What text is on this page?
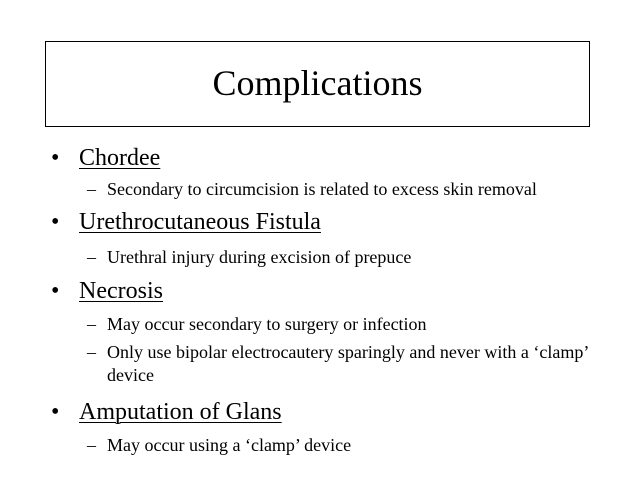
Complications
• Chordee
– Secondary to circumcision is related to excess skin removal
• Urethrocutaneous Fistula
– Urethral injury during excision of prepuce
• Necrosis
– May occur secondary to surgery or infection
– Only use bipolar electrocautery sparingly and never with a ‘clamp’ device
• Amputation of Glans
– May occur using a ‘clamp’ device
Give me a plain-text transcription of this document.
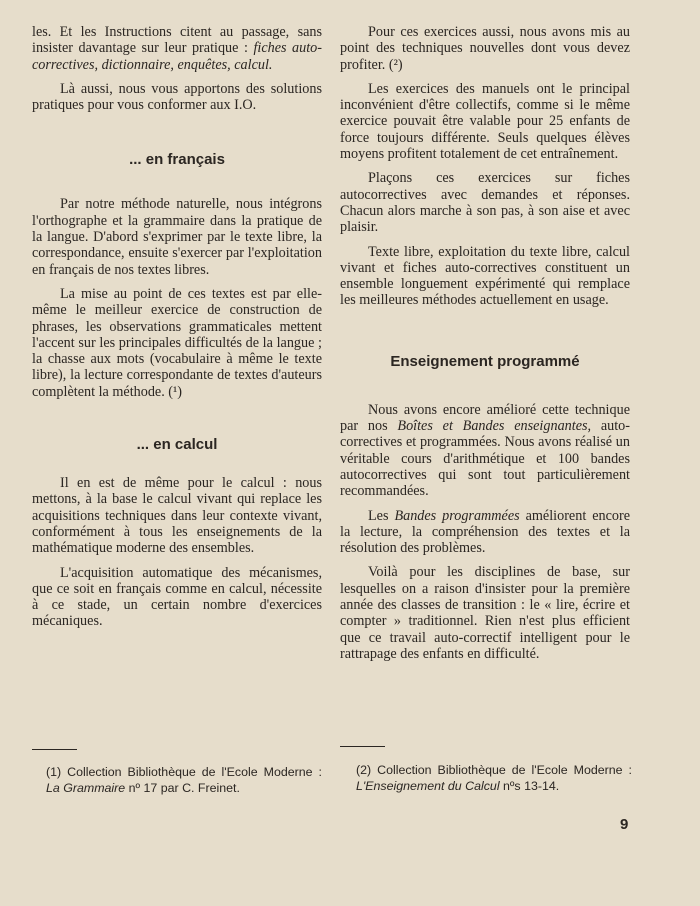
les. Et les Instructions citent au passage, sans insister davantage sur leur pratique : fiches auto-correctives, dictionnaire, enquêtes, calcul.

Là aussi, nous vous apportons des solutions pratiques pour vous conformer aux I.O.

... en français

Par notre méthode naturelle, nous intégrons l'orthographe et la grammaire dans la pratique de la langue. D'abord s'exprimer par le texte libre, la correspondance, ensuite s'exercer par l'exploitation en français de nos textes libres.

La mise au point de ces textes est par elle-même le meilleur exercice de construction de phrases, les observations grammaticales mettent l'accent sur les principales difficultés de la langue ; la chasse aux mots (vocabulaire à même le texte libre), la lecture correspondante de textes d'auteurs complètent la méthode. (¹)

... en calcul

Il en est de même pour le calcul : nous mettons, à la base le calcul vivant qui replace les acquisitions techniques dans leur contexte vivant, conformément à tous les enseignements de la mathématique moderne des ensembles.

L'acquisition automatique des mécanismes, que ce soit en français comme en calcul, nécessite à ce stade, un certain nombre d'exercices mécaniques.

Pour ces exercices aussi, nous avons mis au point des techniques nouvelles dont vous devez profiter. (²)

Les exercices des manuels ont le principal inconvénient d'être collectifs, comme si le même exercice pouvait être valable pour 25 enfants de force toujours différente. Seuls quelques élèves moyens profitent totalement de cet entraînement.

Plaçons ces exercices sur fiches autocorrectives avec demandes et réponses. Chacun alors marche à son pas, à son aise et avec plaisir.

Texte libre, exploitation du texte libre, calcul vivant et fiches auto-correctives constituent un ensemble longuement expérimenté qui remplace les meilleures méthodes actuellement en usage.

Enseignement programmé

Nous avons encore amélioré cette technique par nos Boîtes et Bandes enseignantes, auto-correctives et programmées. Nous avons réalisé un véritable cours d'arithmétique et 100 bandes autocorrectives qui sont tout particulièrement recommandées.

Les Bandes programmées améliorent encore la lecture, la compréhension des textes et la résolution des problèmes.

Voilà pour les disciplines de base, sur lesquelles on a raison d'insister pour la première année des classes de transition : le « lire, écrire et compter » traditionnel. Rien n'est plus efficient que ce travail auto-correctif intelligent pour le rattrapage des enfants en difficulté.

(1) Collection Bibliothèque de l'Ecole Moderne : La Grammaire nº 17 par C. Freinet.
(2) Collection Bibliothèque de l'Ecole Moderne : L'Enseignement du Calcul nºs 13-14.
9
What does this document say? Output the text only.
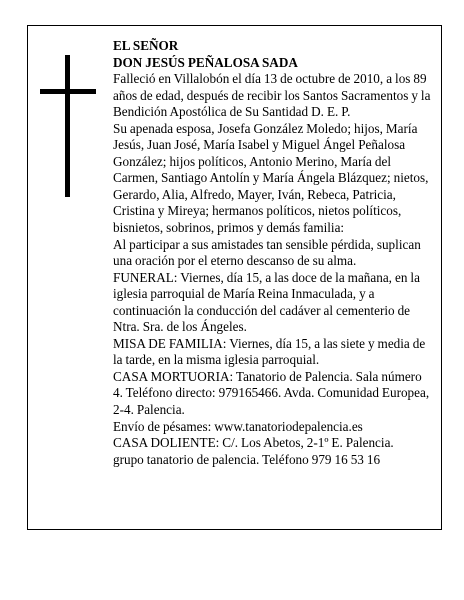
EL SEÑOR

DON JESÚS PEÑALOSA SADA

Falleció en Villalobón el día 13 de octubre de 2010, a los 89 años de edad, después de recibir los Santos Sacramentos y la Bendición Apostólica de Su Santidad D. E. P.

Su apenada esposa, Josefa González Moledo; hijos, María Jesús, Juan José, María Isabel y Miguel Ángel Peñalosa González; hijos políticos, Antonio Merino, María del Carmen, Santiago Antolín y María Ángela Blázquez; nietos, Gerardo, Alia, Alfredo, Mayer, Iván, Rebeca, Patricia, Cristina y Mireya; hermanos políticos, nietos políticos, bisnietos, sobrinos, primos y demás familia:

Al participar a sus amistades tan sensible pérdida, suplican una oración por el eterno descanso de su alma.

FUNERAL: Viernes, día 15, a las doce de la mañana, en la iglesia parroquial de María Reina Inmaculada, y a continuación la conducción del cadáver al cementerio de Ntra. Sra. de los Ángeles.

MISA DE FAMILIA: Viernes, día 15, a las siete y media de la tarde, en la misma iglesia parroquial.

CASA MORTUORIA: Tanatorio de Palencia. Sala número 4. Teléfono directo: 979165466. Avda. Comunidad Europea, 2-4. Palencia.

Envío de pésames: www.tanatoriodepalencia.es

CASA DOLIENTE: C/. Los Abetos, 2-1º E. Palencia.

grupo tanatorio de palencia. Teléfono 979 16 53 16
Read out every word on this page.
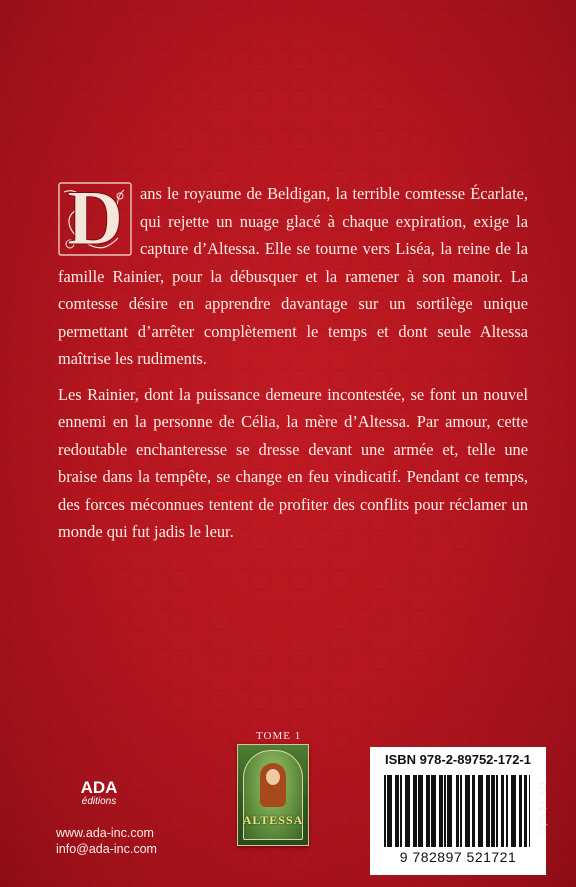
D ans le royaume de Beldigan, la terrible comtesse Écarlate, qui rejette un nuage glacé à chaque expiration, exige la capture d’Altessa. Elle se tourne vers Liséa, la reine de la famille Rainier, pour la débusquer et la ramener à son manoir. La comtesse désire en apprendre davantage sur un sortilège unique permettant d’arrêter complètement le temps et dont seule Altessa maîtrise les rudiments.

Les Rainier, dont la puissance demeure incontestée, se font un nouvel ennemi en la personne de Célia, la mère d’Altessa. Par amour, cette redoutable enchanteresse se dresse devant une armée et, telle une braise dans la tempête, se change en feu vindicatif. Pendant ce temps, des forces méconnues tentent de profiter des conflits pour réclamer un monde qui fut jadis le leur.

TOME 1
ALTESSA
ADA
éditions
www.ada-inc.com
info@ada-inc.com
ISBN 978-2-89752-172-1
9 782897 521721
12,95 $ CAD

********

▶ **Instructions for the task**
The entries above should be reproduced exactly, without their pictures.

▶ **Exercise solution**
What text is on this page?
Complications
• Chordee
– Secondary to circumcision is related to excess skin removal
• Urethrocutaneous Fistula
– Urethral injury during excision of prepuce
• Necrosis
– May occur secondary to surgery or infection
– Only use bipolar electrocautery sparingly and never with a ‘clamp’ device
• Amputation of Glans
– May occur using a ‘clamp’ device
Give me a plain-text transcription of this document.
les. Et les Instructions citent au passage, sans insister davantage sur leur pratique : fiches auto-correctives, dictionnaire, enquêtes, calcul.

Là aussi, nous vous apportons des solutions pratiques pour vous conformer aux I.O.

... en français

Par notre méthode naturelle, nous intégrons l'orthographe et la grammaire dans la pratique de la langue. D'abord s'exprimer par le texte libre, la correspondance, ensuite s'exercer par l'exploitation en français de nos textes libres.

La mise au point de ces textes est par elle-même le meilleur exercice de construction de phrases, les observations grammaticales mettent l'accent sur les principales difficultés de la langue ; la chasse aux mots (vocabulaire à même le texte libre), la lecture correspondante de textes d'auteurs complètent la méthode. (¹)

... en calcul

Il en est de même pour le calcul : nous mettons, à la base le calcul vivant qui replace les acquisitions techniques dans leur contexte vivant, conformément à tous les enseignements de la mathématique moderne des ensembles.

L'acquisition automatique des mécanismes, que ce soit en français comme en calcul, nécessite à ce stade, un certain nombre d'exercices mécaniques.

Pour ces exercices aussi, nous avons mis au point des techniques nouvelles dont vous devez profiter. (²)

Les exercices des manuels ont le principal inconvénient d'être collectifs, comme si le même exercice pouvait être valable pour 25 enfants de force toujours différente. Seuls quelques élèves moyens profitent totalement de cet entraînement.

Plaçons ces exercices sur fiches autocorrectives avec demandes et réponses. Chacun alors marche à son pas, à son aise et avec plaisir.

Texte libre, exploitation du texte libre, calcul vivant et fiches auto-correctives constituent un ensemble longuement expérimenté qui remplace les meilleures méthodes actuellement en usage.

Enseignement programmé

Nous avons encore amélioré cette technique par nos Boîtes et Bandes enseignantes, auto-correctives et programmées. Nous avons réalisé un véritable cours d'arithmétique et 100 bandes autocorrectives qui sont tout particulièrement recommandées.

Les Bandes programmées améliorent encore la lecture, la compréhension des textes et la résolution des problèmes.

Voilà pour les disciplines de base, sur lesquelles on a raison d'insister pour la première année des classes de transition : le « lire, écrire et compter » traditionnel. Rien n'est plus efficient que ce travail auto-correctif intelligent pour le rattrapage des enfants en difficulté.

(1) Collection Bibliothèque de l'Ecole Moderne : La Grammaire nº 17 par C. Freinet.
(2) Collection Bibliothèque de l'Ecole Moderne : L'Enseignement du Calcul nºs 13-14.
9
What does this document say? Output the text only.
EL SEÑOR

DON JESÚS PEÑALOSA SADA

Falleció en Villalobón el día 13 de octubre de 2010, a los 89 años de edad, después de recibir los Santos Sacramentos y la Bendición Apostólica de Su Santidad D. E. P.

Su apenada esposa, Josefa González Moledo; hijos, María Jesús, Juan José, María Isabel y Miguel Ángel Peñalosa González; hijos políticos, Antonio Merino, María del Carmen, Santiago Antolín y María Ángela Blázquez; nietos, Gerardo, Alia, Alfredo, Mayer, Iván, Rebeca, Patricia, Cristina y Mireya; hermanos políticos, nietos políticos, bisnietos, sobrinos, primos y demás familia:

Al participar a sus amistades tan sensible pérdida, suplican una oración por el eterno descanso de su alma.

FUNERAL: Viernes, día 15, a las doce de la mañana, en la iglesia parroquial de María Reina Inmaculada, y a continuación la conducción del cadáver al cementerio de Ntra. Sra. de los Ángeles.

MISA DE FAMILIA: Viernes, día 15, a las siete y media de la tarde, en la misma iglesia parroquial.

CASA MORTUORIA: Tanatorio de Palencia. Sala número 4. Teléfono directo: 979165466. Avda. Comunidad Europea, 2-4. Palencia.

Envío de pésames: www.tanatoriodepalencia.es

CASA DOLIENTE: C/. Los Abetos, 2-1º E. Palencia.

grupo tanatorio de palencia. Teléfono 979 16 53 16
Read out every word on this page.
D ans le royaume de Beldigan, la terrible comtesse Écarlate, qui rejette un nuage glacé à chaque expiration, exige la capture d’Altessa. Elle se tourne vers Liséa, la reine de la famille Rainier, pour la débusquer et la ramener à son manoir. La comtesse désire en apprendre davantage sur un sortilège unique permettant d’arrêter complètement le temps et dont seule Altessa maîtrise les rudiments.

Les Rainier, dont la puissance demeure incontestée, se font un nouvel ennemi en la personne de Célia, la mère d’Altessa. Par amour, cette redoutable enchanteresse se dresse devant une armée et, telle une braise dans la tempête, se change en feu vindicatif. Pendant ce temps, des forces méconnues tentent de profiter des conflits pour réclamer un monde qui fut jadis le leur.

TOME 1
ALTESSA
ADA
éditions
www.ada-inc.com
info@ada-inc.com
ISBN 978-2-89752-172-1
9 782897 521721
12,95 $ CAD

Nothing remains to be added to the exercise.